— BEGIN —

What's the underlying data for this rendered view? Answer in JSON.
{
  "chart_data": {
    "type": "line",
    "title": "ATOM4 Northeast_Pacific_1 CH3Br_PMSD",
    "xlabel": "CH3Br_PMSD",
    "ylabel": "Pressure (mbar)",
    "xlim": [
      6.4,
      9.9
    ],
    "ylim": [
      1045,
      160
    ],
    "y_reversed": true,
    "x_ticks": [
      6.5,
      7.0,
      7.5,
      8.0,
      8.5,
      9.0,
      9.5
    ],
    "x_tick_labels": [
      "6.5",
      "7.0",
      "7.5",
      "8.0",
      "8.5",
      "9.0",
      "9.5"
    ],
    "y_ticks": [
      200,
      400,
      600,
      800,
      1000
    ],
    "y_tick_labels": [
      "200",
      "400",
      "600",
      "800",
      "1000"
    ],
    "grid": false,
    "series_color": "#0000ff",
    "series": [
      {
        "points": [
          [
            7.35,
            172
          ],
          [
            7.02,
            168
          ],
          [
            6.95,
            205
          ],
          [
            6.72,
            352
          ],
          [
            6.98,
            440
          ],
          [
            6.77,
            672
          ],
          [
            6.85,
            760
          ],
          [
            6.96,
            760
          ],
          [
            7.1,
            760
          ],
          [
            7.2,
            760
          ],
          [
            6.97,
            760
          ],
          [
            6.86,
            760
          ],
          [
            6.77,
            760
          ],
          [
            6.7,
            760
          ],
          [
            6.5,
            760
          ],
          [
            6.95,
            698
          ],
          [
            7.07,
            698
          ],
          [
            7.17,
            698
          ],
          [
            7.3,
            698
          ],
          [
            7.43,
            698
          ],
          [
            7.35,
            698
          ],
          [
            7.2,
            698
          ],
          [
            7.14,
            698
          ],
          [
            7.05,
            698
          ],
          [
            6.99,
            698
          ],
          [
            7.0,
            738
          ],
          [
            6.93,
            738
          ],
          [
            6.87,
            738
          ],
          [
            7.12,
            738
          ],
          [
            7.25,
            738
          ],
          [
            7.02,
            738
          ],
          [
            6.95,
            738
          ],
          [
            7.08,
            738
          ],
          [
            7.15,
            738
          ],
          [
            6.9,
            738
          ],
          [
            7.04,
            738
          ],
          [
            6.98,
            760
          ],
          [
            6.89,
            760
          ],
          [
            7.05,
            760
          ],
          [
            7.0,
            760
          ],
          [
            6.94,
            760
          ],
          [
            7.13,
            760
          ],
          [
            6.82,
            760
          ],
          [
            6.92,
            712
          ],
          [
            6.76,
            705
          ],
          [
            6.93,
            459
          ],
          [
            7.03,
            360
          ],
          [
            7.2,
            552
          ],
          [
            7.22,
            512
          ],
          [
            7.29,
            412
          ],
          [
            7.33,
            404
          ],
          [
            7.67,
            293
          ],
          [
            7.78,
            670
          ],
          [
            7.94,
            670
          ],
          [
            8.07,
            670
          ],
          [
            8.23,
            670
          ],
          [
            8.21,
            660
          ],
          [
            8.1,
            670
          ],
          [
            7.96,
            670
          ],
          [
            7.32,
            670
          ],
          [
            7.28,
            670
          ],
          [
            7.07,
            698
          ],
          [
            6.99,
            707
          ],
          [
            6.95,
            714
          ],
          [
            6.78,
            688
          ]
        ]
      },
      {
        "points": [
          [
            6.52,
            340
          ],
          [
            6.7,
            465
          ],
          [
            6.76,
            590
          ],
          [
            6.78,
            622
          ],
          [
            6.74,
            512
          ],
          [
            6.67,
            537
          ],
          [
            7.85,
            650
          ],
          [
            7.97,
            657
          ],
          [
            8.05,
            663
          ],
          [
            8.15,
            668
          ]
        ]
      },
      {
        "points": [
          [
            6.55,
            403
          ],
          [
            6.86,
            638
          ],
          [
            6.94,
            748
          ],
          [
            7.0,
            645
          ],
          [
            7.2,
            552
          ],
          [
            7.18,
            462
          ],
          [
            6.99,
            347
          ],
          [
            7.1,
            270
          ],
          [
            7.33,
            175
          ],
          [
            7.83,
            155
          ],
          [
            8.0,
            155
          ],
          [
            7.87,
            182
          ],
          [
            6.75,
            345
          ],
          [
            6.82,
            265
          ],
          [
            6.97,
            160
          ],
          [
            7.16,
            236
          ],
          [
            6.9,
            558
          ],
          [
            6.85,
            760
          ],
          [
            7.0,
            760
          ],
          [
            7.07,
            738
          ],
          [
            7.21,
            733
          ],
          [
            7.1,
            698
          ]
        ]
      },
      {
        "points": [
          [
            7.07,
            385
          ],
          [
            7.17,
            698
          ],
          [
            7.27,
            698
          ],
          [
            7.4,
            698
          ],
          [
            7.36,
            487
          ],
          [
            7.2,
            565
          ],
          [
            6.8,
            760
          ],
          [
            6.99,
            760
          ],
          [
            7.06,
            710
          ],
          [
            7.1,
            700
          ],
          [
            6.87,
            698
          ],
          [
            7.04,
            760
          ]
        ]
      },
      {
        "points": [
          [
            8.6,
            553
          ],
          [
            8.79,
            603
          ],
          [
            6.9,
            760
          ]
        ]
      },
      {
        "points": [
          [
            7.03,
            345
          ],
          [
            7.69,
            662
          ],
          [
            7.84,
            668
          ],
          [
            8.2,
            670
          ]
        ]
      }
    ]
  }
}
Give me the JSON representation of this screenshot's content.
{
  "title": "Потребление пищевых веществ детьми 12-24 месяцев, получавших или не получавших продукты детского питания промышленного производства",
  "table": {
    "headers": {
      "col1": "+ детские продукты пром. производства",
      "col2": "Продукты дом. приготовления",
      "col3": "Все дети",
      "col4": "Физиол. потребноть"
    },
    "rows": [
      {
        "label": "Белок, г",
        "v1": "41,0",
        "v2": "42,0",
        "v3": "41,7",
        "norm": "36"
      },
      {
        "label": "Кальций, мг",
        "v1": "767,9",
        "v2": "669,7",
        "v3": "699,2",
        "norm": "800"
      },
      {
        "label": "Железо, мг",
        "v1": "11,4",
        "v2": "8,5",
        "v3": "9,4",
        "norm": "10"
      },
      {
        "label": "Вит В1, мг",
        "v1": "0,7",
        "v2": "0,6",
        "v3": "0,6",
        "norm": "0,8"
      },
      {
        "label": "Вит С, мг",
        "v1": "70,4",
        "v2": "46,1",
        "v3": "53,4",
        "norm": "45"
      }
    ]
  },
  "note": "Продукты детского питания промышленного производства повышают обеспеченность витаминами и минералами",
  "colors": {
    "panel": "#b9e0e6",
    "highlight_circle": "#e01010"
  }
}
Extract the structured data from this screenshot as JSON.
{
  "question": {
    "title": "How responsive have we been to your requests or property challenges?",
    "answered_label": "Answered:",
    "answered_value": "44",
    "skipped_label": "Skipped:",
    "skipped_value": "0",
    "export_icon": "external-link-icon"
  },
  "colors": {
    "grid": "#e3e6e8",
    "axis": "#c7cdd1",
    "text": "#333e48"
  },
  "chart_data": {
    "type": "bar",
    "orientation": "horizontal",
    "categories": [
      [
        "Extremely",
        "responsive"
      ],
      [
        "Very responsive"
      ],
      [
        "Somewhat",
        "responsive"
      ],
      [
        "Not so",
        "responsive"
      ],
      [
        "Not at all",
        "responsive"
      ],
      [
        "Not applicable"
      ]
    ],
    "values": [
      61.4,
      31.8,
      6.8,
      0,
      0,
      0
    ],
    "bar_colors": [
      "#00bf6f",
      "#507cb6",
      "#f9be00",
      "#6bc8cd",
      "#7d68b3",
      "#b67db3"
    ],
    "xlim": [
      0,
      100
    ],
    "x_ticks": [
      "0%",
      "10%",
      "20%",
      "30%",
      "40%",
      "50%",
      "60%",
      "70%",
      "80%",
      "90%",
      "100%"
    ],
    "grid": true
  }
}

— END —

▶ [Written problem]: In the material above, find the lines that contain "детского" and show them.

▶ [Result of the task]:
  "title": "Потребление пищевых веществ детьми 12-24 месяцев, получавших или не получавших продукты детского питания промышленного производства",
  "note": "Продукты детского питания промышленного производства повышают обеспеченность витаминами и минералами",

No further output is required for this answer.